> [RECORDS FOR THIS EXERCISE]
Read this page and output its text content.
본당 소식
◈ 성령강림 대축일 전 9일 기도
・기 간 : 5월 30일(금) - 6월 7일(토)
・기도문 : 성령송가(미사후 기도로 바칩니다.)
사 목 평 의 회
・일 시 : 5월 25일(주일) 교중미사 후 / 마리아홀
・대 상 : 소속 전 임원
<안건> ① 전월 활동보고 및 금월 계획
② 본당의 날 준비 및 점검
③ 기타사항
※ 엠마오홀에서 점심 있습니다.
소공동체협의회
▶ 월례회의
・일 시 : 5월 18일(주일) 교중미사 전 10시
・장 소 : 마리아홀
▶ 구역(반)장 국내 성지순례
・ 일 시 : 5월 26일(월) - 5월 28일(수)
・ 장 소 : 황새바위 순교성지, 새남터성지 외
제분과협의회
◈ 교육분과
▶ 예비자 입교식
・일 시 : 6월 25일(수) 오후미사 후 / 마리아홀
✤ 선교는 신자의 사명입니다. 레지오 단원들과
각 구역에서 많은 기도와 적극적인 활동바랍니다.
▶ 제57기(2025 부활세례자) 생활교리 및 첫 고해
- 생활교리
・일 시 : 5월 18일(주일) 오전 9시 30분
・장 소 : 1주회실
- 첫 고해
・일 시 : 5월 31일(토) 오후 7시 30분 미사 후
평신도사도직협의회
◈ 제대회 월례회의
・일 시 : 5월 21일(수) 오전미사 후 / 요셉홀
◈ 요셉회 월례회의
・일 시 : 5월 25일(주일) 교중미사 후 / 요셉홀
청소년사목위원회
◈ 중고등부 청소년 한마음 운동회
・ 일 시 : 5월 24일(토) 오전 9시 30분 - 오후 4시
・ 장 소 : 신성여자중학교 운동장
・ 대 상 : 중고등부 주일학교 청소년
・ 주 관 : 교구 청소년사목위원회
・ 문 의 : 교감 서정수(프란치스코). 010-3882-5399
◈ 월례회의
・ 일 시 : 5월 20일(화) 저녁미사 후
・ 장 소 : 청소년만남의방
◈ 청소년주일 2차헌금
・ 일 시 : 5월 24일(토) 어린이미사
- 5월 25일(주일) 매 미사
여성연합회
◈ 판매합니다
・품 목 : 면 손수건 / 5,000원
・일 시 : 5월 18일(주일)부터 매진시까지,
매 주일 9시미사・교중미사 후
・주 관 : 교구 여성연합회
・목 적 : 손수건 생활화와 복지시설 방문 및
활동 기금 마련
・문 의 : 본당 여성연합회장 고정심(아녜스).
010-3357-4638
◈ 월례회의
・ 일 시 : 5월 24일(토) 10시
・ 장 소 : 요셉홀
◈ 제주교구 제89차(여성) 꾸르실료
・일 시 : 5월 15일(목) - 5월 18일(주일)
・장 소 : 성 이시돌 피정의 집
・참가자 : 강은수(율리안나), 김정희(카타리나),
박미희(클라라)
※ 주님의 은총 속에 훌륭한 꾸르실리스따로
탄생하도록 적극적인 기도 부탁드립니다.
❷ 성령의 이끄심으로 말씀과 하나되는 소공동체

> [WRITTEN TASK] Return the material exactly as it stands.

> [RESPONSE]
Read this page and output its text content.
본당 소식
◈ 성령강림 대축일 전 9일 기도
・기 간 : 5월 30일(금) - 6월 7일(토)
・기도문 : 성령송가(미사후 기도로 바칩니다.)
사 목 평 의 회
・일 시 : 5월 25일(주일) 교중미사 후 / 마리아홀
・대 상 : 소속 전 임원
<안건> ① 전월 활동보고 및 금월 계획
② 본당의 날 준비 및 점검
③ 기타사항
※ 엠마오홀에서 점심 있습니다.
소공동체협의회
▶ 월례회의
・일 시 : 5월 18일(주일) 교중미사 전 10시
・장 소 : 마리아홀
▶ 구역(반)장 국내 성지순례
・ 일 시 : 5월 26일(월) - 5월 28일(수)
・ 장 소 : 황새바위 순교성지, 새남터성지 외
제분과협의회
◈ 교육분과
▶ 예비자 입교식
・일 시 : 6월 25일(수) 오후미사 후 / 마리아홀
✤ 선교는 신자의 사명입니다. 레지오 단원들과
각 구역에서 많은 기도와 적극적인 활동바랍니다.
▶ 제57기(2025 부활세례자) 생활교리 및 첫 고해
- 생활교리
・일 시 : 5월 18일(주일) 오전 9시 30분
・장 소 : 1주회실
- 첫 고해
・일 시 : 5월 31일(토) 오후 7시 30분 미사 후
평신도사도직협의회
◈ 제대회 월례회의
・일 시 : 5월 21일(수) 오전미사 후 / 요셉홀
◈ 요셉회 월례회의
・일 시 : 5월 25일(주일) 교중미사 후 / 요셉홀
청소년사목위원회
◈ 중고등부 청소년 한마음 운동회
・ 일 시 : 5월 24일(토) 오전 9시 30분 - 오후 4시
・ 장 소 : 신성여자중학교 운동장
・ 대 상 : 중고등부 주일학교 청소년
・ 주 관 : 교구 청소년사목위원회
・ 문 의 : 교감 서정수(프란치스코). 010-3882-5399
◈ 월례회의
・ 일 시 : 5월 20일(화) 저녁미사 후
・ 장 소 : 청소년만남의방
◈ 청소년주일 2차헌금
・ 일 시 : 5월 24일(토) 어린이미사
- 5월 25일(주일) 매 미사
여성연합회
◈ 판매합니다
・품 목 : 면 손수건 / 5,000원
・일 시 : 5월 18일(주일)부터 매진시까지,
매 주일 9시미사・교중미사 후
・주 관 : 교구 여성연합회
・목 적 : 손수건 생활화와 복지시설 방문 및
활동 기금 마련
・문 의 : 본당 여성연합회장 고정심(아녜스).
010-3357-4638
◈ 월례회의
・ 일 시 : 5월 24일(토) 10시
・ 장 소 : 요셉홀
◈ 제주교구 제89차(여성) 꾸르실료
・일 시 : 5월 15일(목) - 5월 18일(주일)
・장 소 : 성 이시돌 피정의 집
・참가자 : 강은수(율리안나), 김정희(카타리나),
박미희(클라라)
※ 주님의 은총 속에 훌륭한 꾸르실리스따로
탄생하도록 적극적인 기도 부탁드립니다.
❷ 성령의 이끄심으로 말씀과 하나되는 소공동체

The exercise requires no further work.